(Items listed in a dataset)

**********

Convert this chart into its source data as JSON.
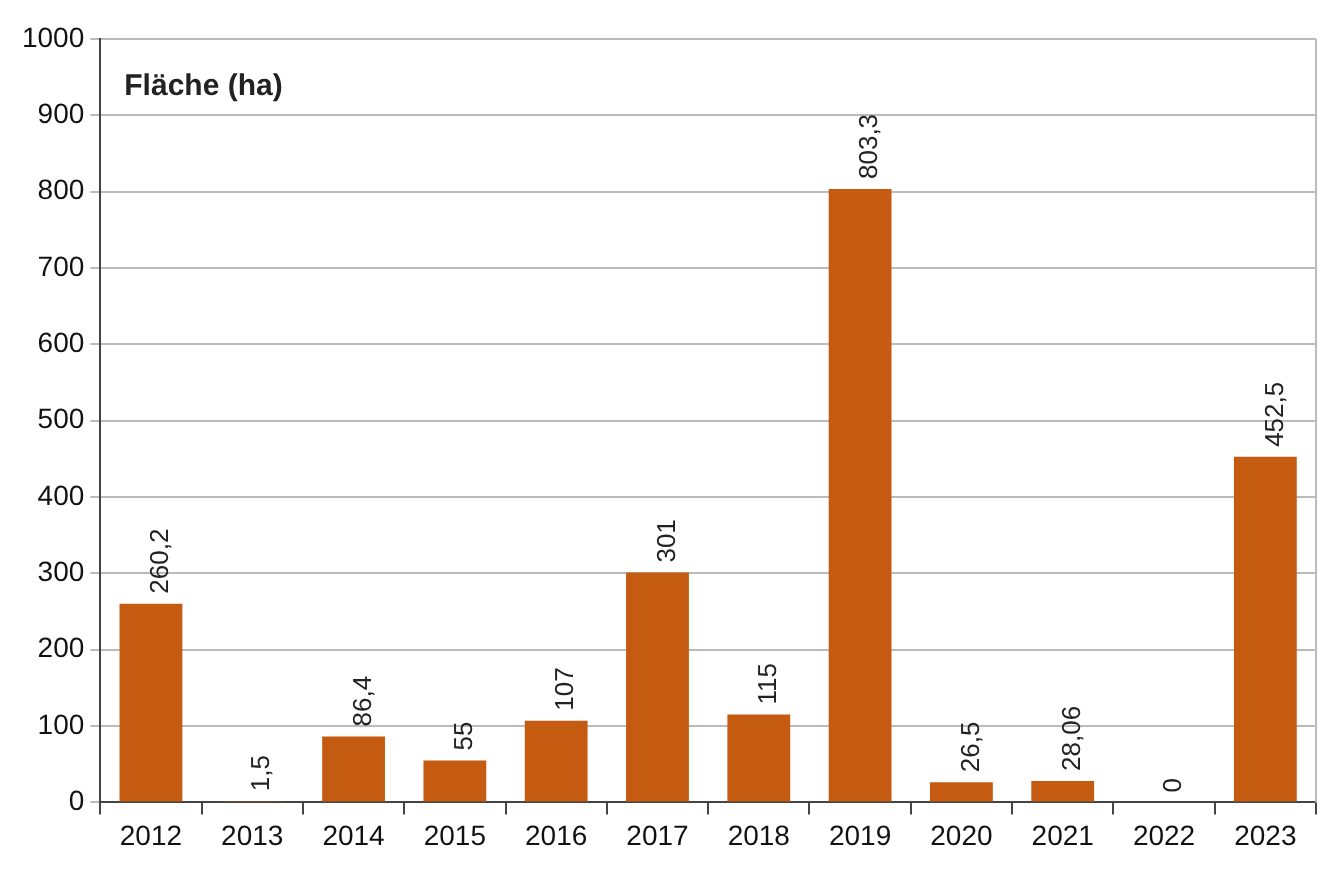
{
  "chart_data": {
    "type": "bar",
    "ylabel": "Fläche (ha)",
    "categories": [
      "2012",
      "2013",
      "2014",
      "2015",
      "2016",
      "2017",
      "2018",
      "2019",
      "2020",
      "2021",
      "2022",
      "2023"
    ],
    "values": [
      260.2,
      1.5,
      86.4,
      55,
      107,
      301,
      115,
      803.3,
      26.5,
      28.06,
      0,
      452.5
    ],
    "value_labels": [
      "260,2",
      "1,5",
      "86,4",
      "55",
      "107",
      "301",
      "115",
      "803,3",
      "26,5",
      "28,06",
      "0",
      "452,5"
    ],
    "color": "#c55a11",
    "ylim": [
      0,
      1000
    ],
    "yticks": [
      0,
      100,
      200,
      300,
      400,
      500,
      600,
      700,
      800,
      900,
      1000
    ],
    "grid": "y",
    "legend": false
  }
}
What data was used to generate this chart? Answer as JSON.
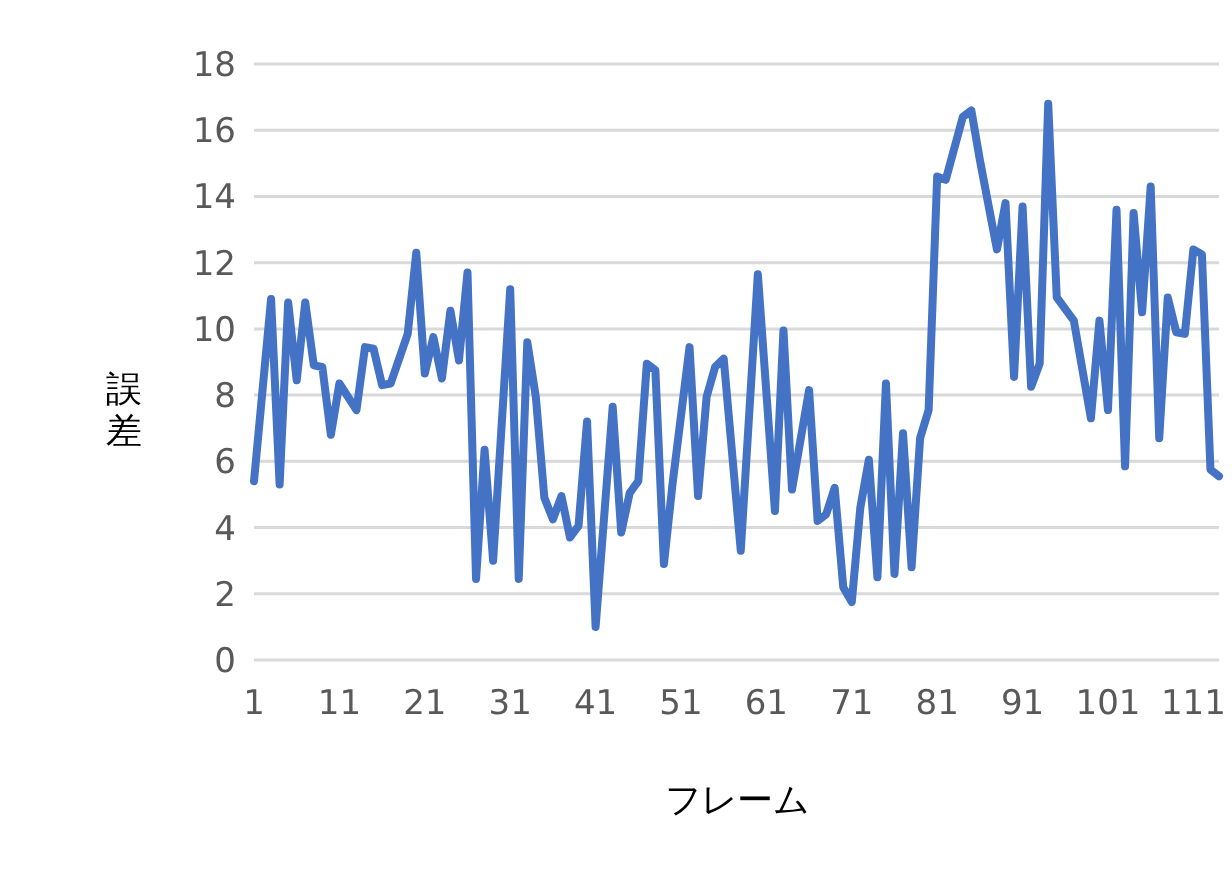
{
  "chart_data": {
    "type": "line",
    "xlabel": "フレーム",
    "ylabel": "誤差",
    "color": "#4472c4",
    "grid": "y",
    "xlim": [
      1,
      114
    ],
    "xticks": [
      1,
      11,
      21,
      31,
      41,
      51,
      61,
      71,
      81,
      91,
      101,
      111
    ],
    "ylim": [
      0,
      18
    ],
    "yticks": [
      0,
      2,
      4,
      6,
      8,
      10,
      12,
      14,
      16,
      18
    ],
    "x": [
      1,
      3,
      4,
      5,
      6,
      7,
      8,
      9,
      10,
      11,
      13,
      14,
      15,
      16,
      17,
      19,
      20,
      21,
      22,
      23,
      24,
      25,
      26,
      27,
      28,
      29,
      31,
      32,
      33,
      34,
      35,
      36,
      37,
      38,
      39,
      40,
      41,
      43,
      44,
      45,
      46,
      47,
      48,
      49,
      50,
      52,
      53,
      54,
      55,
      56,
      58,
      60,
      62,
      63,
      64,
      66,
      67,
      68,
      69,
      70,
      71,
      72,
      73,
      74,
      75,
      76,
      77,
      78,
      79,
      80,
      81,
      82,
      84,
      85,
      86,
      88,
      89,
      90,
      91,
      92,
      93,
      94,
      95,
      97,
      99,
      100,
      101,
      102,
      103,
      104,
      105,
      106,
      107,
      108,
      109,
      110,
      111,
      112,
      113,
      114
    ],
    "values": [
      5.4,
      10.9,
      5.3,
      10.8,
      8.45,
      10.8,
      8.9,
      8.85,
      6.8,
      8.35,
      7.55,
      9.45,
      9.4,
      8.3,
      8.35,
      9.85,
      12.3,
      8.65,
      9.75,
      8.5,
      10.55,
      9.05,
      11.7,
      2.45,
      6.35,
      3.0,
      11.2,
      2.45,
      9.6,
      7.95,
      4.9,
      4.25,
      4.95,
      3.7,
      4.05,
      7.2,
      1.0,
      7.65,
      3.85,
      5.05,
      5.4,
      8.95,
      8.75,
      2.9,
      5.3,
      9.45,
      4.95,
      7.95,
      8.85,
      9.1,
      3.3,
      11.65,
      4.5,
      9.95,
      5.15,
      8.15,
      4.2,
      4.4,
      5.2,
      2.2,
      1.75,
      4.6,
      6.05,
      2.5,
      8.35,
      2.6,
      6.85,
      2.8,
      6.7,
      7.55,
      14.6,
      14.5,
      16.4,
      16.6,
      15.1,
      12.4,
      13.8,
      8.55,
      13.7,
      8.25,
      8.95,
      16.8,
      10.95,
      10.25,
      7.3,
      10.25,
      7.55,
      13.6,
      5.85,
      13.5,
      10.5,
      14.3,
      6.7,
      10.95,
      9.9,
      9.85,
      12.4,
      12.25,
      5.75,
      5.55
    ]
  }
}
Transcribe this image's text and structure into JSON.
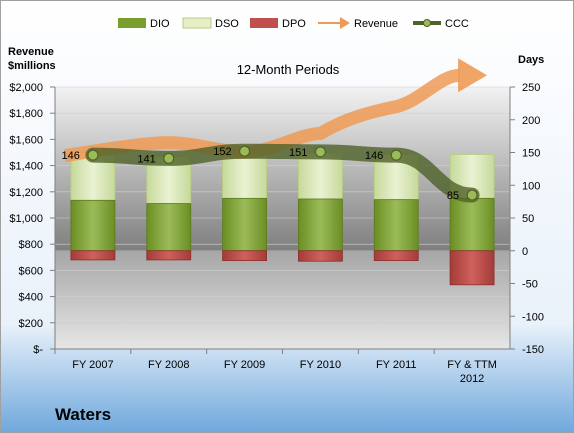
{
  "chart_data": {
    "type": "bar",
    "title": "12-Month Periods",
    "company": "Waters",
    "left_axis_title": "Revenue\n$millions",
    "right_axis_title": "Days",
    "categories": [
      "FY 2007",
      "FY 2008",
      "FY 2009",
      "FY 2010",
      "FY 2011",
      "FY & TTM\n2012"
    ],
    "left_ticks": [
      "$-",
      "$200",
      "$400",
      "$600",
      "$800",
      "$1,000",
      "$1,200",
      "$1,400",
      "$1,600",
      "$1,800",
      "$2,000"
    ],
    "right_ticks": [
      "-150",
      "-100",
      "-50",
      "0",
      "50",
      "100",
      "150",
      "200",
      "250"
    ],
    "ylim_days": [
      -150,
      250
    ],
    "ylim_revenue": [
      0,
      2000
    ],
    "legend": [
      "DIO",
      "DSO",
      "DPO",
      "Revenue",
      "CCC"
    ],
    "colors": {
      "DIO": "#7a9e2e",
      "DSO": "#d8e8a8",
      "DPO": "#c0504d",
      "Revenue": "#ee9a55",
      "CCC": "#4f6228",
      "upper_bg": "#8c8c8c",
      "lower_bg": "#b8b8b8",
      "frame_bg": "#dbe8f6"
    },
    "series": [
      {
        "name": "DIO",
        "values": [
          77,
          72,
          80,
          79,
          78,
          80
        ]
      },
      {
        "name": "DSO",
        "values": [
          73,
          72,
          70,
          70,
          69,
          67
        ]
      },
      {
        "name": "DPO",
        "values": [
          -14,
          -14,
          -15,
          -16,
          -15,
          -52
        ]
      },
      {
        "name": "Revenue",
        "values": [
          1475,
          1575,
          1500,
          1645,
          1850,
          2090
        ]
      },
      {
        "name": "CCC",
        "values": [
          146,
          141,
          152,
          151,
          146,
          85
        ]
      }
    ],
    "data_labels": [
      "146",
      "141",
      "152",
      "151",
      "146",
      "85"
    ],
    "grid": true,
    "legend_position": "top"
  }
}
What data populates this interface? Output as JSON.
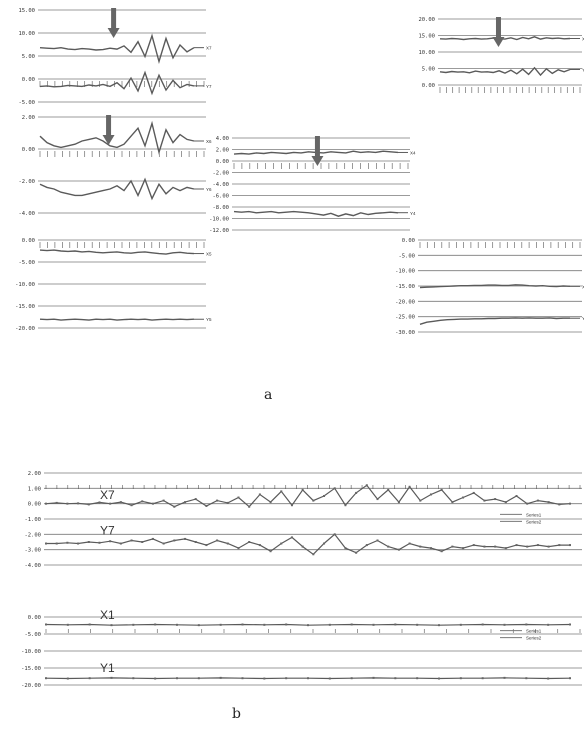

**********

=== What to work on ===
Copy each line from the records above that includes the string "JSON".

=== Worked solution ===
Convert this chart into its source data as JSON.
What data was used to generate this chart? Answer as JSON.
Transcribe this image's text and structure into JSON.
What data populates this interface? Output as JSON.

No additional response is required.